Dataset listings of figures:
┄┄┄┄┄┄┄┄┄┄┄┄┄┄┄┄┄┄┄┄
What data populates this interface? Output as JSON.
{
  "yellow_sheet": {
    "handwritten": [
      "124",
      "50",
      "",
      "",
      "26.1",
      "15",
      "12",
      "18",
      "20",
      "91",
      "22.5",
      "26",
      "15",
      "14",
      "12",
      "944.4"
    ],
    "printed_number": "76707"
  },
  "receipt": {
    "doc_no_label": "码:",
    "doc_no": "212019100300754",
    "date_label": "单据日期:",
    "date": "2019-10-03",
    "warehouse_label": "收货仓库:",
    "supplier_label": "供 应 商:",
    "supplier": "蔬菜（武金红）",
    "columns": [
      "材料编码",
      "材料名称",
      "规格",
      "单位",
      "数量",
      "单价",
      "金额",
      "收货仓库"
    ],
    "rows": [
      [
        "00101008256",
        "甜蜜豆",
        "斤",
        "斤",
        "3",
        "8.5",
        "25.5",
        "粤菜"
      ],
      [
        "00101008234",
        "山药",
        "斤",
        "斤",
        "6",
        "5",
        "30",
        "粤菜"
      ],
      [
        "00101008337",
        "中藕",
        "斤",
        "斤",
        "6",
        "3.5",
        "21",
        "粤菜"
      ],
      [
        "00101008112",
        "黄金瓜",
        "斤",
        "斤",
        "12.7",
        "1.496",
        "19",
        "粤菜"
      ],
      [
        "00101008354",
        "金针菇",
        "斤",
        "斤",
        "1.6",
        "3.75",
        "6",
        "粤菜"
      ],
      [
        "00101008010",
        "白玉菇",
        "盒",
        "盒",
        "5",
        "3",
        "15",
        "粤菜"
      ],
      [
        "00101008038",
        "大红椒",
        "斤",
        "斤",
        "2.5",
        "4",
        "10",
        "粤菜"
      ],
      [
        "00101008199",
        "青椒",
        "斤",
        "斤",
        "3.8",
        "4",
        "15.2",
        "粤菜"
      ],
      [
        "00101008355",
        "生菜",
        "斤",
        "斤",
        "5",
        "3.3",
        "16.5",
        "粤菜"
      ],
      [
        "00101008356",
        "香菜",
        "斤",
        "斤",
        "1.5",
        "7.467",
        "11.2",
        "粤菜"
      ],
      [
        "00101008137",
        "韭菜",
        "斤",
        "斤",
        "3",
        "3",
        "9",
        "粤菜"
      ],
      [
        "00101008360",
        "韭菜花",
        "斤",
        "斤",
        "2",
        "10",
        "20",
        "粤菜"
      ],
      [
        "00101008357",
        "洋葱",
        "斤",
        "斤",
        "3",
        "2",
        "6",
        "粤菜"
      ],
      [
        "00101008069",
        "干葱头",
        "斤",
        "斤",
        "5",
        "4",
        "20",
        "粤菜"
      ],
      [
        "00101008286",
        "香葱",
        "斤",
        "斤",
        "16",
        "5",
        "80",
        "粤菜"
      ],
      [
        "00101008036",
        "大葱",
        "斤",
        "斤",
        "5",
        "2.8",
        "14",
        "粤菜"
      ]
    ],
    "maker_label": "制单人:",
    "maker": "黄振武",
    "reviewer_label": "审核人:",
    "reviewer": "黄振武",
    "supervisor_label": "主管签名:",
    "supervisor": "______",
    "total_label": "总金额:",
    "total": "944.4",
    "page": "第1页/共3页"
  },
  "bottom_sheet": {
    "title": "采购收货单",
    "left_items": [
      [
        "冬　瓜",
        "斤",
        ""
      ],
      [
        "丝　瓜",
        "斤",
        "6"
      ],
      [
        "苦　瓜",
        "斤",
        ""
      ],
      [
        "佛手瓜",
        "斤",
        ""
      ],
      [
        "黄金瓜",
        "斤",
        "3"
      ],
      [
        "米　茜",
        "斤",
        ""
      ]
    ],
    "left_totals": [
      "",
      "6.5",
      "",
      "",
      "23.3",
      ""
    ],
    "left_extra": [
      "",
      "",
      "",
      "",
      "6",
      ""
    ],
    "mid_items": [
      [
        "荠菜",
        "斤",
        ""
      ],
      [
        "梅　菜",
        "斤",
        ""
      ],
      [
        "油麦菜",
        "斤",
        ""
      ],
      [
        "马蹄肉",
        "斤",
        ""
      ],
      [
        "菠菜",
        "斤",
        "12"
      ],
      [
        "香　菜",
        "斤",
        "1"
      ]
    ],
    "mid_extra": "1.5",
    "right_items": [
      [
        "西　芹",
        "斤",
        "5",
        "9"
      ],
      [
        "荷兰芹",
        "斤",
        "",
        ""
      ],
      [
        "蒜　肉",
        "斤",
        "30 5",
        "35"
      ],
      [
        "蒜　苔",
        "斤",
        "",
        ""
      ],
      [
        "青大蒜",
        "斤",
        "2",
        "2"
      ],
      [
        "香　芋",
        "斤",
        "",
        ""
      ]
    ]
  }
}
┄┄┄┄┄┄┄┄┄┄┄┄┄┄┄┄┄┄┄┄
Brief: Print the listing above in its entirety, with every line exact.

Expected answer:
What data populates this interface? Output as JSON.
{
  "yellow_sheet": {
    "handwritten": [
      "124",
      "50",
      "",
      "",
      "26.1",
      "15",
      "12",
      "18",
      "20",
      "91",
      "22.5",
      "26",
      "15",
      "14",
      "12",
      "944.4"
    ],
    "printed_number": "76707"
  },
  "receipt": {
    "doc_no_label": "码:",
    "doc_no": "212019100300754",
    "date_label": "单据日期:",
    "date": "2019-10-03",
    "warehouse_label": "收货仓库:",
    "supplier_label": "供 应 商:",
    "supplier": "蔬菜（武金红）",
    "columns": [
      "材料编码",
      "材料名称",
      "规格",
      "单位",
      "数量",
      "单价",
      "金额",
      "收货仓库"
    ],
    "rows": [
      [
        "00101008256",
        "甜蜜豆",
        "斤",
        "斤",
        "3",
        "8.5",
        "25.5",
        "粤菜"
      ],
      [
        "00101008234",
        "山药",
        "斤",
        "斤",
        "6",
        "5",
        "30",
        "粤菜"
      ],
      [
        "00101008337",
        "中藕",
        "斤",
        "斤",
        "6",
        "3.5",
        "21",
        "粤菜"
      ],
      [
        "00101008112",
        "黄金瓜",
        "斤",
        "斤",
        "12.7",
        "1.496",
        "19",
        "粤菜"
      ],
      [
        "00101008354",
        "金针菇",
        "斤",
        "斤",
        "1.6",
        "3.75",
        "6",
        "粤菜"
      ],
      [
        "00101008010",
        "白玉菇",
        "盒",
        "盒",
        "5",
        "3",
        "15",
        "粤菜"
      ],
      [
        "00101008038",
        "大红椒",
        "斤",
        "斤",
        "2.5",
        "4",
        "10",
        "粤菜"
      ],
      [
        "00101008199",
        "青椒",
        "斤",
        "斤",
        "3.8",
        "4",
        "15.2",
        "粤菜"
      ],
      [
        "00101008355",
        "生菜",
        "斤",
        "斤",
        "5",
        "3.3",
        "16.5",
        "粤菜"
      ],
      [
        "00101008356",
        "香菜",
        "斤",
        "斤",
        "1.5",
        "7.467",
        "11.2",
        "粤菜"
      ],
      [
        "00101008137",
        "韭菜",
        "斤",
        "斤",
        "3",
        "3",
        "9",
        "粤菜"
      ],
      [
        "00101008360",
        "韭菜花",
        "斤",
        "斤",
        "2",
        "10",
        "20",
        "粤菜"
      ],
      [
        "00101008357",
        "洋葱",
        "斤",
        "斤",
        "3",
        "2",
        "6",
        "粤菜"
      ],
      [
        "00101008069",
        "干葱头",
        "斤",
        "斤",
        "5",
        "4",
        "20",
        "粤菜"
      ],
      [
        "00101008286",
        "香葱",
        "斤",
        "斤",
        "16",
        "5",
        "80",
        "粤菜"
      ],
      [
        "00101008036",
        "大葱",
        "斤",
        "斤",
        "5",
        "2.8",
        "14",
        "粤菜"
      ]
    ],
    "maker_label": "制单人:",
    "maker": "黄振武",
    "reviewer_label": "审核人:",
    "reviewer": "黄振武",
    "supervisor_label": "主管签名:",
    "supervisor": "______",
    "total_label": "总金额:",
    "total": "944.4",
    "page": "第1页/共3页"
  },
  "bottom_sheet": {
    "title": "采购收货单",
    "left_items": [
      [
        "冬　瓜",
        "斤",
        ""
      ],
      [
        "丝　瓜",
        "斤",
        "6"
      ],
      [
        "苦　瓜",
        "斤",
        ""
      ],
      [
        "佛手瓜",
        "斤",
        ""
      ],
      [
        "黄金瓜",
        "斤",
        "3"
      ],
      [
        "米　茜",
        "斤",
        ""
      ]
    ],
    "left_totals": [
      "",
      "6.5",
      "",
      "",
      "23.3",
      ""
    ],
    "left_extra": [
      "",
      "",
      "",
      "",
      "6",
      ""
    ],
    "mid_items": [
      [
        "荠菜",
        "斤",
        ""
      ],
      [
        "梅　菜",
        "斤",
        ""
      ],
      [
        "油麦菜",
        "斤",
        ""
      ],
      [
        "马蹄肉",
        "斤",
        ""
      ],
      [
        "菠菜",
        "斤",
        "12"
      ],
      [
        "香　菜",
        "斤",
        "1"
      ]
    ],
    "mid_extra": "1.5",
    "right_items": [
      [
        "西　芹",
        "斤",
        "5",
        "9"
      ],
      [
        "荷兰芹",
        "斤",
        "",
        ""
      ],
      [
        "蒜　肉",
        "斤",
        "30 5",
        "35"
      ],
      [
        "蒜　苔",
        "斤",
        "",
        ""
      ],
      [
        "青大蒜",
        "斤",
        "2",
        "2"
      ],
      [
        "香　芋",
        "斤",
        "",
        ""
      ]
    ]
  }
}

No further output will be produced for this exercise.